WHAT NEEDS TO BE DONE:
Copy each line of the records that contains the word "cases".

RECORDS SUPPLIED:
— start —

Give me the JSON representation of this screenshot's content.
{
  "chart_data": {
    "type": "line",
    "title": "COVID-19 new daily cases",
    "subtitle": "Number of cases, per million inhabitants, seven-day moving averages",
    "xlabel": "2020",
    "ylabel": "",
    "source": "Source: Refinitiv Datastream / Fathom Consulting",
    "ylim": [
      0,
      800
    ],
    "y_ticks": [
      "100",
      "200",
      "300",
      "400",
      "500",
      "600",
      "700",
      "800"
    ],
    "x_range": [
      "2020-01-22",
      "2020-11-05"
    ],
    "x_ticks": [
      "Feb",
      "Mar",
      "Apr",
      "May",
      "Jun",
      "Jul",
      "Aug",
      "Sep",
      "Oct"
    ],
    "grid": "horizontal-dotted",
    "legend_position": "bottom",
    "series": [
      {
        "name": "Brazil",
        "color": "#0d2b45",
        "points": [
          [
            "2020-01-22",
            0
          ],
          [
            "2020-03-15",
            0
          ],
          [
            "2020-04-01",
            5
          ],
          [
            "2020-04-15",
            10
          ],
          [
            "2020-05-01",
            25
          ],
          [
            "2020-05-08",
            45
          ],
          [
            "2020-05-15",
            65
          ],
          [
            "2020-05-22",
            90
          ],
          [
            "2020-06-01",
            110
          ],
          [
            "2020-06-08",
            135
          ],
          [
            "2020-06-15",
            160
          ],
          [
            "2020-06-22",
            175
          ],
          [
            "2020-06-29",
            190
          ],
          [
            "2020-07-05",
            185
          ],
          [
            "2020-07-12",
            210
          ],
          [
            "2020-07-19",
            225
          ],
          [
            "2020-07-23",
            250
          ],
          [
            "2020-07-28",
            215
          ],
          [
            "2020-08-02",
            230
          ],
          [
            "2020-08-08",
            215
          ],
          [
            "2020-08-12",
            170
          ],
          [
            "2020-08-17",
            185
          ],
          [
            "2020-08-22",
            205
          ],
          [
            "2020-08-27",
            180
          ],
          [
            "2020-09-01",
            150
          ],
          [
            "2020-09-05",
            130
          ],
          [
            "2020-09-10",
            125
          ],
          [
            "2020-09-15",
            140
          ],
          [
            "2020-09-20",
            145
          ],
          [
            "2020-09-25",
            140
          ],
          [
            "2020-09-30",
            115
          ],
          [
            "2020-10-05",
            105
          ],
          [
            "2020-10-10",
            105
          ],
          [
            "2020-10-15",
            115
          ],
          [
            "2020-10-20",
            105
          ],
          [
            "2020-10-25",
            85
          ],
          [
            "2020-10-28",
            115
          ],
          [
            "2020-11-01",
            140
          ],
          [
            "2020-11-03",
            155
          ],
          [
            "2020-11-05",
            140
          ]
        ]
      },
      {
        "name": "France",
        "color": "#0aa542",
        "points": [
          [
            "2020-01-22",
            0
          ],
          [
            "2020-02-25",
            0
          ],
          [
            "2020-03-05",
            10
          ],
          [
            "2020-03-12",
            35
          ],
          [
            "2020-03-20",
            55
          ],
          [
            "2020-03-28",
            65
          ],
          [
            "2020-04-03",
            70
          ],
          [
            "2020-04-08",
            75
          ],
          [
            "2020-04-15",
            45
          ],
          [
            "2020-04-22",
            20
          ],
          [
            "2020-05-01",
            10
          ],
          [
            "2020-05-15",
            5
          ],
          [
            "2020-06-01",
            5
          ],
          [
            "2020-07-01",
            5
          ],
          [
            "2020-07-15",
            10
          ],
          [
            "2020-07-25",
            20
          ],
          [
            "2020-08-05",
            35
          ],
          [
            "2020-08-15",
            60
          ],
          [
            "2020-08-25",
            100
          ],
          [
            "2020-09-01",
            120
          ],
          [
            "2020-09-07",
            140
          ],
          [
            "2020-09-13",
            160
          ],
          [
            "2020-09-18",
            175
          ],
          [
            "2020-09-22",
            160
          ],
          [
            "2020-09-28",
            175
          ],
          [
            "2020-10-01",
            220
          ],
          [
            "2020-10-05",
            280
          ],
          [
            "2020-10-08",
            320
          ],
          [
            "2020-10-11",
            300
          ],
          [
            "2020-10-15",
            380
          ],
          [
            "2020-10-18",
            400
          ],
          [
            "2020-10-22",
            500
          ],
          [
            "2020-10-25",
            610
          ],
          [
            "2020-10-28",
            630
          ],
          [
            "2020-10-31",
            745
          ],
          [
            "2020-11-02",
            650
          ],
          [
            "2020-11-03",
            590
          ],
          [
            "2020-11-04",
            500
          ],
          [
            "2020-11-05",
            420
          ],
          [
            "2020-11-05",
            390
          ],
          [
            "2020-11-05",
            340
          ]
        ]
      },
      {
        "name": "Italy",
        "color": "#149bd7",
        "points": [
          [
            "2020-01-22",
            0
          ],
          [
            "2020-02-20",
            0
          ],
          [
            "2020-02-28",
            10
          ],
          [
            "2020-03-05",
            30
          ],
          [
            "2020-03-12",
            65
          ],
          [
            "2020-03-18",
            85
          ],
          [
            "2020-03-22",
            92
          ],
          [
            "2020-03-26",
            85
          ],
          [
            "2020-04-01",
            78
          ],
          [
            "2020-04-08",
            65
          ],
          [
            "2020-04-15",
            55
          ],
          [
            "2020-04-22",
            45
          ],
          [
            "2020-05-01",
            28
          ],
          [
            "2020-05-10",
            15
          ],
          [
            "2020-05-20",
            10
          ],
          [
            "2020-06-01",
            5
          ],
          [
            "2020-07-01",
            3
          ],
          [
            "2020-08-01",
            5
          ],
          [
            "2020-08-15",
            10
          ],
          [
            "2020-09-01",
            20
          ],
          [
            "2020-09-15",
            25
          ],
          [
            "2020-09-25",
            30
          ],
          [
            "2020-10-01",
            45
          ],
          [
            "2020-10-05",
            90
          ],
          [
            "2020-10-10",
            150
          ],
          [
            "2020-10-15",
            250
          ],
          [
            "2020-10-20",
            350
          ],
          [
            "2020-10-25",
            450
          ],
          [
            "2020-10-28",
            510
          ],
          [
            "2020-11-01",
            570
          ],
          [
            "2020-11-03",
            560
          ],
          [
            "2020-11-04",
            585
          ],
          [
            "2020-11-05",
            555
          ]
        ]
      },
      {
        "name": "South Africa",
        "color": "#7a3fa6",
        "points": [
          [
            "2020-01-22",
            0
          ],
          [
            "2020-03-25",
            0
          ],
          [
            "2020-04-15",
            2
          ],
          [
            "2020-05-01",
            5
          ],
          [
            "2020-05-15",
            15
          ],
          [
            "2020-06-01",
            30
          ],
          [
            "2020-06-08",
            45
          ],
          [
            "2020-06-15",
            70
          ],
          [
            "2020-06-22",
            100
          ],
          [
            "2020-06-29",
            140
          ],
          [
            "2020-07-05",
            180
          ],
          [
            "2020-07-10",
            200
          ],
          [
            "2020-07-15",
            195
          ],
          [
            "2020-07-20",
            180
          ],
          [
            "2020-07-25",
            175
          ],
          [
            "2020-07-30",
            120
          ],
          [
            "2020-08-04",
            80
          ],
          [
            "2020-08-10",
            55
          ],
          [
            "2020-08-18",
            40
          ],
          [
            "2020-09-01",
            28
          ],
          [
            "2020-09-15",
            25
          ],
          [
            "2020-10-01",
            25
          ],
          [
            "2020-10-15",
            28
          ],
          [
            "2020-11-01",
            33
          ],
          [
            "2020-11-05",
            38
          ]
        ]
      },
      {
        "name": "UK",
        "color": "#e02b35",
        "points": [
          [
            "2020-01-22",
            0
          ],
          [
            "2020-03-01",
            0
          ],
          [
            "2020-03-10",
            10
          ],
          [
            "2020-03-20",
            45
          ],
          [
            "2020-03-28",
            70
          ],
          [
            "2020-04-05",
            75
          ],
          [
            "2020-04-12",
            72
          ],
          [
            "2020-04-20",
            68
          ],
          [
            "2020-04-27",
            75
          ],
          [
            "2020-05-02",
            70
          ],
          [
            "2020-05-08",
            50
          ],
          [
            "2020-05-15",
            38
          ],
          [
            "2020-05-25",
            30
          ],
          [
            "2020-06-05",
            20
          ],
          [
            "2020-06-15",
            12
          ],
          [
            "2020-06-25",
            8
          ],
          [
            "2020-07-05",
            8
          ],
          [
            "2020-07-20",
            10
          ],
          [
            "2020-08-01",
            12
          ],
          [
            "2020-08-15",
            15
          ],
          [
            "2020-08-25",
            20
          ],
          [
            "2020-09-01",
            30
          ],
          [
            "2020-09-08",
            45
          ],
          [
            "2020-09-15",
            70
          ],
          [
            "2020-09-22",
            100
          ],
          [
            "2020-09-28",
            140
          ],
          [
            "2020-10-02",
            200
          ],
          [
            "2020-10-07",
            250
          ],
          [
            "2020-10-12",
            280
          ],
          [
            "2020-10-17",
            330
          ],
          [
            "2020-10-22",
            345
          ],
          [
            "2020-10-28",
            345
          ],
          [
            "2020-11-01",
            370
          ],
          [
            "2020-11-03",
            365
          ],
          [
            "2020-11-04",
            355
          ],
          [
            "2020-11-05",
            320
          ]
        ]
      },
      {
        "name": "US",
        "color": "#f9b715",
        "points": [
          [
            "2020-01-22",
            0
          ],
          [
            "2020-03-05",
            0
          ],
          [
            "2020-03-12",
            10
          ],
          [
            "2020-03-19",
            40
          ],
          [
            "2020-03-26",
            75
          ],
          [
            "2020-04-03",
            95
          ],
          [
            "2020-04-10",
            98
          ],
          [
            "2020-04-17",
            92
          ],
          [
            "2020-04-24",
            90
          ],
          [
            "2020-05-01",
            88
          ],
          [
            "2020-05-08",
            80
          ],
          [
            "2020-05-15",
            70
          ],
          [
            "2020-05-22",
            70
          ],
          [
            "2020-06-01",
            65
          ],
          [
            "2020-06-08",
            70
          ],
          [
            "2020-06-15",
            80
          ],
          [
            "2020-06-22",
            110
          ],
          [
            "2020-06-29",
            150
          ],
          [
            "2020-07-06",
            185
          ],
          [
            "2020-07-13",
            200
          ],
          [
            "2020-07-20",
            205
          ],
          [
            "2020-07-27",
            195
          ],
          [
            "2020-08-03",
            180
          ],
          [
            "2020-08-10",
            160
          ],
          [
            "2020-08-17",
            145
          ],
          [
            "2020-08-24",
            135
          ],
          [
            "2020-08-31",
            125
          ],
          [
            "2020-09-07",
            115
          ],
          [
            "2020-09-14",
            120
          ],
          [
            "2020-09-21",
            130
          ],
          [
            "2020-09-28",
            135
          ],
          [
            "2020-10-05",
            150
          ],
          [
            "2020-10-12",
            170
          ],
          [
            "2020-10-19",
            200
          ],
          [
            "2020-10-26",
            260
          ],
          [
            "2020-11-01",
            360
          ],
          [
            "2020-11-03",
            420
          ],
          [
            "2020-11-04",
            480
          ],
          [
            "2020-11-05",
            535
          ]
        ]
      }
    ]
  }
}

— end —

TASK SOLUTION:
    "title": "COVID-19 new daily cases",
    "subtitle": "Number of cases, per million inhabitants, seven-day moving averages",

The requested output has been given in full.